### Exercise requirements
Select the lines below containing the word "start".

━━━━━━━━━━━━━━━━

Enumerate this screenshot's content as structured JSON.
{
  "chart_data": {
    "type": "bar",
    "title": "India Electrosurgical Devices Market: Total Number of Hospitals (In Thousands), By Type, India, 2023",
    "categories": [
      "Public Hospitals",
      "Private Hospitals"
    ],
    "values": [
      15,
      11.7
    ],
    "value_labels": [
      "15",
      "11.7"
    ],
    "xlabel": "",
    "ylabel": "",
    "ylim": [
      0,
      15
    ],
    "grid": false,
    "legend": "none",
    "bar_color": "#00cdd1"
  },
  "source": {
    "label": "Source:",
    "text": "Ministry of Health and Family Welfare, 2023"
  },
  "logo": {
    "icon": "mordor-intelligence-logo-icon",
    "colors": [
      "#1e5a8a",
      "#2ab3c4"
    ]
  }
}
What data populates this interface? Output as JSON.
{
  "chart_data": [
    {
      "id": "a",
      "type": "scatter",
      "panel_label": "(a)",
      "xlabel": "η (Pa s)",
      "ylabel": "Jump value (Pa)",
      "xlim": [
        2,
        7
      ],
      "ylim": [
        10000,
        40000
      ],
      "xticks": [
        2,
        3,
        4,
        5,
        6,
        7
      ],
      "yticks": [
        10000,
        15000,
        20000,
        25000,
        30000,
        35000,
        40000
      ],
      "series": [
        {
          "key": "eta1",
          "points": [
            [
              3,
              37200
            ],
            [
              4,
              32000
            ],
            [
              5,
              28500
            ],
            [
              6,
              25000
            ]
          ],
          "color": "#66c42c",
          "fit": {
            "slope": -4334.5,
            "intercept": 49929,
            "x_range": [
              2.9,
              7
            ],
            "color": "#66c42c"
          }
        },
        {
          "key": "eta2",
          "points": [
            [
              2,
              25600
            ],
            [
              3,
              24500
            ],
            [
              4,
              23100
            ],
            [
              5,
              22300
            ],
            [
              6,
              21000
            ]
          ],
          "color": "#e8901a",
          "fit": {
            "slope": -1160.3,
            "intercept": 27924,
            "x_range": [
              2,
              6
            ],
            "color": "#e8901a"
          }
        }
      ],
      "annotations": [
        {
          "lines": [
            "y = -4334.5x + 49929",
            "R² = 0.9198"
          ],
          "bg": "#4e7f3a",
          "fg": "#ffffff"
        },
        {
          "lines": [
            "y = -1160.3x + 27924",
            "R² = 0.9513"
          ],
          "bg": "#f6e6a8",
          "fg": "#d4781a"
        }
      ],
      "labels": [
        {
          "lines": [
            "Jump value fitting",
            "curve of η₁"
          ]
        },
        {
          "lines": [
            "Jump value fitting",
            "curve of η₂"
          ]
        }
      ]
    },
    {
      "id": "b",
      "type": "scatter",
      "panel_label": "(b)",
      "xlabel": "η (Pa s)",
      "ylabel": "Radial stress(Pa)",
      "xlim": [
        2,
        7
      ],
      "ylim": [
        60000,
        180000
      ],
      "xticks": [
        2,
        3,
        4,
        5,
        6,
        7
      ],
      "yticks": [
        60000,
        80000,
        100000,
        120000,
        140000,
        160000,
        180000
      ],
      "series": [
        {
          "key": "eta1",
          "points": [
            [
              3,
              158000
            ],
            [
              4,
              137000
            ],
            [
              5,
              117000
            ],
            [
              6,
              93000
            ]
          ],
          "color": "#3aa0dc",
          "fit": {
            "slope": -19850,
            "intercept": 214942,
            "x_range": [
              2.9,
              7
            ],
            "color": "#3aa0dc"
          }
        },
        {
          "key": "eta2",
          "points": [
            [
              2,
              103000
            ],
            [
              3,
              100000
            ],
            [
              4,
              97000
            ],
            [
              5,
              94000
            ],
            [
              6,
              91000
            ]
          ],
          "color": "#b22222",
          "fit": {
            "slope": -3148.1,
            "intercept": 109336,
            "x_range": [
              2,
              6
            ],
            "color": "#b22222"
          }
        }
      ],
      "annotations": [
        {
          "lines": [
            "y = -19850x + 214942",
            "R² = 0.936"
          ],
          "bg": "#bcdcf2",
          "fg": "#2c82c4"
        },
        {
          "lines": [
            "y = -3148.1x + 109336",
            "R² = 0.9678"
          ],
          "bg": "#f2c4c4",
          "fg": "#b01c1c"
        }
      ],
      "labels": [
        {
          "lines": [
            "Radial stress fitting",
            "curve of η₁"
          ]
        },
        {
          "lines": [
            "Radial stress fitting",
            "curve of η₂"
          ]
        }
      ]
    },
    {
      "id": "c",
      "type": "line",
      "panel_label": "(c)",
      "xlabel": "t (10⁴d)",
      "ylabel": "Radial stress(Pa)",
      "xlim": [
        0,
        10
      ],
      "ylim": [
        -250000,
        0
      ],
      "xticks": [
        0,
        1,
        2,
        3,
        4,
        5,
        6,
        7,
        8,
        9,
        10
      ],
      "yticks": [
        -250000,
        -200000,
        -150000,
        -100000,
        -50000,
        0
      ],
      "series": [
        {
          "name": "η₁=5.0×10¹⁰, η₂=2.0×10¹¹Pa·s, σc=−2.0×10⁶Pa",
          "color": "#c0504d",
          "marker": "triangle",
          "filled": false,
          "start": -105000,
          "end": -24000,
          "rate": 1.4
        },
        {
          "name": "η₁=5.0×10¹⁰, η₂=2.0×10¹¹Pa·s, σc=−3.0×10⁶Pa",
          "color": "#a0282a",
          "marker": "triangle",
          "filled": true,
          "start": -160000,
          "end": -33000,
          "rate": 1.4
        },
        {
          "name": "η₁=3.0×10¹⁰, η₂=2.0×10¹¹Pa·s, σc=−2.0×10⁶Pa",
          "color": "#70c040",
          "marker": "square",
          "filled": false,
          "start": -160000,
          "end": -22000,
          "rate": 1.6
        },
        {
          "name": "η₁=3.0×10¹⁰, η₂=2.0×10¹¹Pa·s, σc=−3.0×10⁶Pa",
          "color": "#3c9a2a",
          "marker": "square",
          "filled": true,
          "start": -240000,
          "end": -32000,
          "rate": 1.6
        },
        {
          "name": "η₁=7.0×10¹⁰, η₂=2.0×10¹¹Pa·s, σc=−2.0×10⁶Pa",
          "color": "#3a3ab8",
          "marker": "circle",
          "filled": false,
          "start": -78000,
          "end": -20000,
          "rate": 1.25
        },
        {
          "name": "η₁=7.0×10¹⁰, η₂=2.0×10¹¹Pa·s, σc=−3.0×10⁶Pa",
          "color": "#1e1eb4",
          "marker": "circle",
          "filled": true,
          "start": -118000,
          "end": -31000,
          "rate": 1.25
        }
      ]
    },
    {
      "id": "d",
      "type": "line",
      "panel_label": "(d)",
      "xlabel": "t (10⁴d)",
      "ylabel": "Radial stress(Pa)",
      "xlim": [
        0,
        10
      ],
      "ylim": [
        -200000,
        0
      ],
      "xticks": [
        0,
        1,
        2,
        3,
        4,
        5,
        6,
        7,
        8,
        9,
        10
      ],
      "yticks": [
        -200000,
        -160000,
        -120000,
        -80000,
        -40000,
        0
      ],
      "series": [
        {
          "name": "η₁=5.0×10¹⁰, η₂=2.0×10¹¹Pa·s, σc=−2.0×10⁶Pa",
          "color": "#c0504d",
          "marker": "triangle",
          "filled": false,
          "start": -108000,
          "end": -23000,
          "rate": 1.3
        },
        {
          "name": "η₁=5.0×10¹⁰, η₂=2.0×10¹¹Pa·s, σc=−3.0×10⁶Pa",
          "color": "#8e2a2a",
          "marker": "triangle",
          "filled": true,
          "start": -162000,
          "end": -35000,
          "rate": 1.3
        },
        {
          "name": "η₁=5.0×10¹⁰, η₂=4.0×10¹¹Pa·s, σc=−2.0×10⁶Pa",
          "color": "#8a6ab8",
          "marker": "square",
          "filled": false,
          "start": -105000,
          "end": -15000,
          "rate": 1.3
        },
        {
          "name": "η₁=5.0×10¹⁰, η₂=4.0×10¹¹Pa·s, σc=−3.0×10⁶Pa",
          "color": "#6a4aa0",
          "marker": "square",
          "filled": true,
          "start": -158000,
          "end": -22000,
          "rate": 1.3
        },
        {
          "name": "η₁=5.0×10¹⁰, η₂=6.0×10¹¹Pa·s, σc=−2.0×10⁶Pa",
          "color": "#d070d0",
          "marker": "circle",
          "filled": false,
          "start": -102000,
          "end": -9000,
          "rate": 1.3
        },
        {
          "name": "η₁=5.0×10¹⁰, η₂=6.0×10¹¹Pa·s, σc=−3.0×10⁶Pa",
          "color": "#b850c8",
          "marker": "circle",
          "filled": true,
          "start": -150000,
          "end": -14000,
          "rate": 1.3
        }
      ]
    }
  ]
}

━━━━━━━━━━━━━━━━

### Solution
          "start": -105000,
          "start": -160000,
          "start": -160000,
          "start": -240000,
          "start": -78000,
          "start": -118000,
          "start": -108000,
          "start": -162000,
          "start": -105000,
          "start": -158000,
          "start": -102000,
          "start": -150000,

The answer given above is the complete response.